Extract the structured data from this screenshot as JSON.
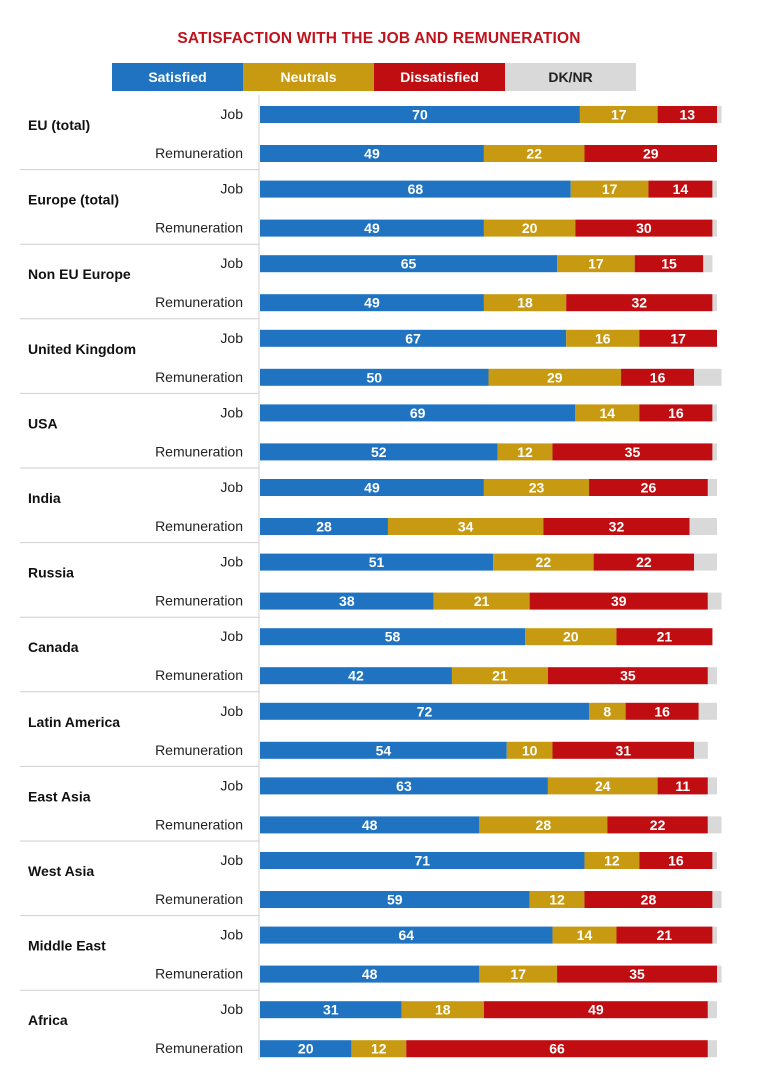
{
  "chart_data": {
    "type": "bar",
    "orientation": "horizontal",
    "stacked": true,
    "title": "SATISFACTION WITH THE JOB AND REMUNERATION",
    "legend_position": "top",
    "xlim": [
      0,
      100
    ],
    "grid": false,
    "series": [
      {
        "name": "Satisfied",
        "color": "#1f73c1"
      },
      {
        "name": "Neutrals",
        "color": "#c89a12"
      },
      {
        "name": "Dissatisfied",
        "color": "#c00d12"
      },
      {
        "name": "DK/NR",
        "color": "#d9d9d9"
      }
    ],
    "row_labels": [
      "Job",
      "Remuneration"
    ],
    "groups": [
      {
        "name": "EU (total)",
        "rows": [
          [
            70,
            17,
            13,
            1
          ],
          [
            49,
            22,
            29,
            0
          ]
        ]
      },
      {
        "name": "Europe (total)",
        "rows": [
          [
            68,
            17,
            14,
            1
          ],
          [
            49,
            20,
            30,
            1
          ]
        ]
      },
      {
        "name": "Non EU Europe",
        "rows": [
          [
            65,
            17,
            15,
            2
          ],
          [
            49,
            18,
            32,
            1
          ]
        ]
      },
      {
        "name": "United Kingdom",
        "rows": [
          [
            67,
            16,
            17,
            0
          ],
          [
            50,
            29,
            16,
            6
          ]
        ]
      },
      {
        "name": "USA",
        "rows": [
          [
            69,
            14,
            16,
            1
          ],
          [
            52,
            12,
            35,
            1
          ]
        ]
      },
      {
        "name": "India",
        "rows": [
          [
            49,
            23,
            26,
            2
          ],
          [
            28,
            34,
            32,
            6
          ]
        ]
      },
      {
        "name": "Russia",
        "rows": [
          [
            51,
            22,
            22,
            5
          ],
          [
            38,
            21,
            39,
            3
          ]
        ]
      },
      {
        "name": "Canada",
        "rows": [
          [
            58,
            20,
            21,
            0
          ],
          [
            42,
            21,
            35,
            2
          ]
        ]
      },
      {
        "name": "Latin America",
        "rows": [
          [
            72,
            8,
            16,
            4
          ],
          [
            54,
            10,
            31,
            3
          ]
        ]
      },
      {
        "name": "East Asia",
        "rows": [
          [
            63,
            24,
            11,
            2
          ],
          [
            48,
            28,
            22,
            3
          ]
        ]
      },
      {
        "name": "West Asia",
        "rows": [
          [
            71,
            12,
            16,
            1
          ],
          [
            59,
            12,
            28,
            2
          ]
        ]
      },
      {
        "name": "Middle East",
        "rows": [
          [
            64,
            14,
            21,
            1
          ],
          [
            48,
            17,
            35,
            1
          ]
        ]
      },
      {
        "name": "Africa",
        "rows": [
          [
            31,
            18,
            49,
            2
          ],
          [
            20,
            12,
            66,
            2
          ]
        ]
      }
    ]
  }
}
..........
- _Work to be completed_:
Except for the pictures, copy the material above exactly.

- _Solved problem_:
Extract the structured data from this screenshot as JSON.
{
  "chart_data": {
    "type": "bar",
    "orientation": "horizontal",
    "stacked": true,
    "title": "SATISFACTION WITH THE JOB AND REMUNERATION",
    "legend_position": "top",
    "xlim": [
      0,
      100
    ],
    "grid": false,
    "series": [
      {
        "name": "Satisfied",
        "color": "#1f73c1"
      },
      {
        "name": "Neutrals",
        "color": "#c89a12"
      },
      {
        "name": "Dissatisfied",
        "color": "#c00d12"
      },
      {
        "name": "DK/NR",
        "color": "#d9d9d9"
      }
    ],
    "row_labels": [
      "Job",
      "Remuneration"
    ],
    "groups": [
      {
        "name": "EU (total)",
        "rows": [
          [
            70,
            17,
            13,
            1
          ],
          [
            49,
            22,
            29,
            0
          ]
        ]
      },
      {
        "name": "Europe (total)",
        "rows": [
          [
            68,
            17,
            14,
            1
          ],
          [
            49,
            20,
            30,
            1
          ]
        ]
      },
      {
        "name": "Non EU Europe",
        "rows": [
          [
            65,
            17,
            15,
            2
          ],
          [
            49,
            18,
            32,
            1
          ]
        ]
      },
      {
        "name": "United Kingdom",
        "rows": [
          [
            67,
            16,
            17,
            0
          ],
          [
            50,
            29,
            16,
            6
          ]
        ]
      },
      {
        "name": "USA",
        "rows": [
          [
            69,
            14,
            16,
            1
          ],
          [
            52,
            12,
            35,
            1
          ]
        ]
      },
      {
        "name": "India",
        "rows": [
          [
            49,
            23,
            26,
            2
          ],
          [
            28,
            34,
            32,
            6
          ]
        ]
      },
      {
        "name": "Russia",
        "rows": [
          [
            51,
            22,
            22,
            5
          ],
          [
            38,
            21,
            39,
            3
          ]
        ]
      },
      {
        "name": "Canada",
        "rows": [
          [
            58,
            20,
            21,
            0
          ],
          [
            42,
            21,
            35,
            2
          ]
        ]
      },
      {
        "name": "Latin America",
        "rows": [
          [
            72,
            8,
            16,
            4
          ],
          [
            54,
            10,
            31,
            3
          ]
        ]
      },
      {
        "name": "East Asia",
        "rows": [
          [
            63,
            24,
            11,
            2
          ],
          [
            48,
            28,
            22,
            3
          ]
        ]
      },
      {
        "name": "West Asia",
        "rows": [
          [
            71,
            12,
            16,
            1
          ],
          [
            59,
            12,
            28,
            2
          ]
        ]
      },
      {
        "name": "Middle East",
        "rows": [
          [
            64,
            14,
            21,
            1
          ],
          [
            48,
            17,
            35,
            1
          ]
        ]
      },
      {
        "name": "Africa",
        "rows": [
          [
            31,
            18,
            49,
            2
          ],
          [
            20,
            12,
            66,
            2
          ]
        ]
      }
    ]
  }
}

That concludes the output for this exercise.